Data excerpts
= = = = = = =

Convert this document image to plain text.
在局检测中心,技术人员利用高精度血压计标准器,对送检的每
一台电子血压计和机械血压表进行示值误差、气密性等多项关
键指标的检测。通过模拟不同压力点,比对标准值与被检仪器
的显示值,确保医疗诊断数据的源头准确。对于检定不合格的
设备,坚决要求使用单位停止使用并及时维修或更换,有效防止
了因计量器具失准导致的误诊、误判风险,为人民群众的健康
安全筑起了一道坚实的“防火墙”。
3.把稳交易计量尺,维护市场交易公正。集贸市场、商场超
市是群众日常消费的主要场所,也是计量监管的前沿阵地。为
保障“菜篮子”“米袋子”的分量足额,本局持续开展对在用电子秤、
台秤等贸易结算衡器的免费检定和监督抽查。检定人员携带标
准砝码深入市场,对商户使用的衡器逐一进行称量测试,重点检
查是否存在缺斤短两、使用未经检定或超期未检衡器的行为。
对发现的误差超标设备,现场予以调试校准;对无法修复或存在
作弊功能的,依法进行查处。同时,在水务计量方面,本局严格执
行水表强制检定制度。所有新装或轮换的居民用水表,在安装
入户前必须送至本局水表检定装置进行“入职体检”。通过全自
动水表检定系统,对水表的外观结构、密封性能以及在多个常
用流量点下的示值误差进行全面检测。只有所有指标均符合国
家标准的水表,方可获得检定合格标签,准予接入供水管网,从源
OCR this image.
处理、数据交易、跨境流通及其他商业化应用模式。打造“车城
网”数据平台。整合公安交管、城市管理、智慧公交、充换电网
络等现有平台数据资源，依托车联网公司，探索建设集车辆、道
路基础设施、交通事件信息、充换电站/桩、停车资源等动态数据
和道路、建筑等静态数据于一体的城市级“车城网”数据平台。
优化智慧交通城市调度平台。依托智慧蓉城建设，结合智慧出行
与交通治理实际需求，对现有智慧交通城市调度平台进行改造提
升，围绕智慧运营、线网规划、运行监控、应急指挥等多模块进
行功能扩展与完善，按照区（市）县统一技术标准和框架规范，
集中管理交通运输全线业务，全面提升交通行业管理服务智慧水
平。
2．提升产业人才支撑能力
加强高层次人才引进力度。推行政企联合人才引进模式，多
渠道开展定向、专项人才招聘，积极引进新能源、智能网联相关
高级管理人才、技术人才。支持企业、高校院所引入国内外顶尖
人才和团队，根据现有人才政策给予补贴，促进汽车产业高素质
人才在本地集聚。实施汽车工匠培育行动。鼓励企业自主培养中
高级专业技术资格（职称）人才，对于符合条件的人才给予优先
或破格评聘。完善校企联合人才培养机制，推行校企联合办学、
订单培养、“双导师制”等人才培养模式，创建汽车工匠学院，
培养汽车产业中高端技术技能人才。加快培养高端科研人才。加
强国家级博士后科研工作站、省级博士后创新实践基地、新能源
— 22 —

= = = = = = =

- _YOUR GOAL_
Please restate the data word for word, every record included.

- _TASK ANSWER_
Convert this document image to plain text.
在局检测中心,技术人员利用高精度血压计标准器,对送检的每
一台电子血压计和机械血压表进行示值误差、气密性等多项关
键指标的检测。通过模拟不同压力点,比对标准值与被检仪器
的显示值,确保医疗诊断数据的源头准确。对于检定不合格的
设备,坚决要求使用单位停止使用并及时维修或更换,有效防止
了因计量器具失准导致的误诊、误判风险,为人民群众的健康
安全筑起了一道坚实的“防火墙”。
3.把稳交易计量尺,维护市场交易公正。集贸市场、商场超
市是群众日常消费的主要场所,也是计量监管的前沿阵地。为
保障“菜篮子”“米袋子”的分量足额,本局持续开展对在用电子秤、
台秤等贸易结算衡器的免费检定和监督抽查。检定人员携带标
准砝码深入市场,对商户使用的衡器逐一进行称量测试,重点检
查是否存在缺斤短两、使用未经检定或超期未检衡器的行为。
对发现的误差超标设备,现场予以调试校准;对无法修复或存在
作弊功能的,依法进行查处。同时,在水务计量方面,本局严格执
行水表强制检定制度。所有新装或轮换的居民用水表,在安装
入户前必须送至本局水表检定装置进行“入职体检”。通过全自
动水表检定系统,对水表的外观结构、密封性能以及在多个常
用流量点下的示值误差进行全面检测。只有所有指标均符合国
家标准的水表,方可获得检定合格标签,准予接入供水管网,从源
OCR this image.
处理、数据交易、跨境流通及其他商业化应用模式。打造“车城
网”数据平台。整合公安交管、城市管理、智慧公交、充换电网
络等现有平台数据资源，依托车联网公司，探索建设集车辆、道
路基础设施、交通事件信息、充换电站/桩、停车资源等动态数据
和道路、建筑等静态数据于一体的城市级“车城网”数据平台。
优化智慧交通城市调度平台。依托智慧蓉城建设，结合智慧出行
与交通治理实际需求，对现有智慧交通城市调度平台进行改造提
升，围绕智慧运营、线网规划、运行监控、应急指挥等多模块进
行功能扩展与完善，按照区（市）县统一技术标准和框架规范，
集中管理交通运输全线业务，全面提升交通行业管理服务智慧水
平。
2．提升产业人才支撑能力
加强高层次人才引进力度。推行政企联合人才引进模式，多
渠道开展定向、专项人才招聘，积极引进新能源、智能网联相关
高级管理人才、技术人才。支持企业、高校院所引入国内外顶尖
人才和团队，根据现有人才政策给予补贴，促进汽车产业高素质
人才在本地集聚。实施汽车工匠培育行动。鼓励企业自主培养中
高级专业技术资格（职称）人才，对于符合条件的人才给予优先
或破格评聘。完善校企联合人才培养机制，推行校企联合办学、
订单培养、“双导师制”等人才培养模式，创建汽车工匠学院，
培养汽车产业中高端技术技能人才。加快培养高端科研人才。加
强国家级博士后科研工作站、省级博士后创新实践基地、新能源
— 22 —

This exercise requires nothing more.